'''

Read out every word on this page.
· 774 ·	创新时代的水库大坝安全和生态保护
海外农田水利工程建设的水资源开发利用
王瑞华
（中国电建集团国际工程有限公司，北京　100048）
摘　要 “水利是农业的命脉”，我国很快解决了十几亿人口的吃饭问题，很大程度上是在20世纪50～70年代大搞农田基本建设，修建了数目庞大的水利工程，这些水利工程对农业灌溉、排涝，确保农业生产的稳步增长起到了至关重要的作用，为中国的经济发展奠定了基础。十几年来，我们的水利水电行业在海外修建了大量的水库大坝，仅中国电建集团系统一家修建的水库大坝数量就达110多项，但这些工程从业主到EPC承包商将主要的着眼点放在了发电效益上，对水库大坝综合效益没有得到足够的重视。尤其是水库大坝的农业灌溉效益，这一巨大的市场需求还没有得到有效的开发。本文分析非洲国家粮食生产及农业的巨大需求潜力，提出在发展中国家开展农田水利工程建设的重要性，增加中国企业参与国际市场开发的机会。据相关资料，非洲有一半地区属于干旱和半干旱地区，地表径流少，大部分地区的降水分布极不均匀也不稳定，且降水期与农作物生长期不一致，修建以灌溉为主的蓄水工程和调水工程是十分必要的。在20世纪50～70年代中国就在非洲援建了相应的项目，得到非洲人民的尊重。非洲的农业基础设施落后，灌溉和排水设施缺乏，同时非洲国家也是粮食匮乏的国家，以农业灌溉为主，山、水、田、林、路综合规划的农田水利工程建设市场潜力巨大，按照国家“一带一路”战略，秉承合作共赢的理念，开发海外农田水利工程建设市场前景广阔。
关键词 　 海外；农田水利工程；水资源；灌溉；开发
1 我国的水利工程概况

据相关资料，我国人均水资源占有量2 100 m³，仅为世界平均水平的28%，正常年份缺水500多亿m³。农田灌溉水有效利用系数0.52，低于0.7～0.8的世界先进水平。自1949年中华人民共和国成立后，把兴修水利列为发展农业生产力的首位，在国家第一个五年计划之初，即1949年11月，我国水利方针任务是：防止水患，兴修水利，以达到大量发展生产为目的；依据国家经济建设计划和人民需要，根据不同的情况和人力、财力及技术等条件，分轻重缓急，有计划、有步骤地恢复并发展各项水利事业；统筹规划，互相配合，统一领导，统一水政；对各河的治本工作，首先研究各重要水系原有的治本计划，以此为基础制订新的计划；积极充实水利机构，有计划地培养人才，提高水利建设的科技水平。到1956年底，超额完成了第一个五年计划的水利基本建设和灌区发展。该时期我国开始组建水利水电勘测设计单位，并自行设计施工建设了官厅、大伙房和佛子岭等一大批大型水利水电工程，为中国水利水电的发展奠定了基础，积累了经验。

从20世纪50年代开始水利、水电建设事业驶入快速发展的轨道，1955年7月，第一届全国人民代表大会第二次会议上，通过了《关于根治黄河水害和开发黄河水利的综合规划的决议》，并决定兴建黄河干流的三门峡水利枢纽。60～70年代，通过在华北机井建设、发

'''

▶ _WHAT THE TASK ASKS_:
Copy out all the entries shown above, character for character.

▶ _EXERCISE RESPONSE_:
Read out every word on this page.
· 774 ·	创新时代的水库大坝安全和生态保护
海外农田水利工程建设的水资源开发利用
王瑞华
（中国电建集团国际工程有限公司，北京　100048）
摘　要 “水利是农业的命脉”，我国很快解决了十几亿人口的吃饭问题，很大程度上是在20世纪50～70年代大搞农田基本建设，修建了数目庞大的水利工程，这些水利工程对农业灌溉、排涝，确保农业生产的稳步增长起到了至关重要的作用，为中国的经济发展奠定了基础。十几年来，我们的水利水电行业在海外修建了大量的水库大坝，仅中国电建集团系统一家修建的水库大坝数量就达110多项，但这些工程从业主到EPC承包商将主要的着眼点放在了发电效益上，对水库大坝综合效益没有得到足够的重视。尤其是水库大坝的农业灌溉效益，这一巨大的市场需求还没有得到有效的开发。本文分析非洲国家粮食生产及农业的巨大需求潜力，提出在发展中国家开展农田水利工程建设的重要性，增加中国企业参与国际市场开发的机会。据相关资料，非洲有一半地区属于干旱和半干旱地区，地表径流少，大部分地区的降水分布极不均匀也不稳定，且降水期与农作物生长期不一致，修建以灌溉为主的蓄水工程和调水工程是十分必要的。在20世纪50～70年代中国就在非洲援建了相应的项目，得到非洲人民的尊重。非洲的农业基础设施落后，灌溉和排水设施缺乏，同时非洲国家也是粮食匮乏的国家，以农业灌溉为主，山、水、田、林、路综合规划的农田水利工程建设市场潜力巨大，按照国家“一带一路”战略，秉承合作共赢的理念，开发海外农田水利工程建设市场前景广阔。
关键词 　 海外；农田水利工程；水资源；灌溉；开发
1 我国的水利工程概况

据相关资料，我国人均水资源占有量2 100 m³，仅为世界平均水平的28%，正常年份缺水500多亿m³。农田灌溉水有效利用系数0.52，低于0.7～0.8的世界先进水平。自1949年中华人民共和国成立后，把兴修水利列为发展农业生产力的首位，在国家第一个五年计划之初，即1949年11月，我国水利方针任务是：防止水患，兴修水利，以达到大量发展生产为目的；依据国家经济建设计划和人民需要，根据不同的情况和人力、财力及技术等条件，分轻重缓急，有计划、有步骤地恢复并发展各项水利事业；统筹规划，互相配合，统一领导，统一水政；对各河的治本工作，首先研究各重要水系原有的治本计划，以此为基础制订新的计划；积极充实水利机构，有计划地培养人才，提高水利建设的科技水平。到1956年底，超额完成了第一个五年计划的水利基本建设和灌区发展。该时期我国开始组建水利水电勘测设计单位，并自行设计施工建设了官厅、大伙房和佛子岭等一大批大型水利水电工程，为中国水利水电的发展奠定了基础，积累了经验。

从20世纪50年代开始水利、水电建设事业驶入快速发展的轨道，1955年7月，第一届全国人民代表大会第二次会议上，通过了《关于根治黄河水害和开发黄河水利的综合规划的决议》，并决定兴建黄河干流的三门峡水利枢纽。60～70年代，通过在华北机井建设、发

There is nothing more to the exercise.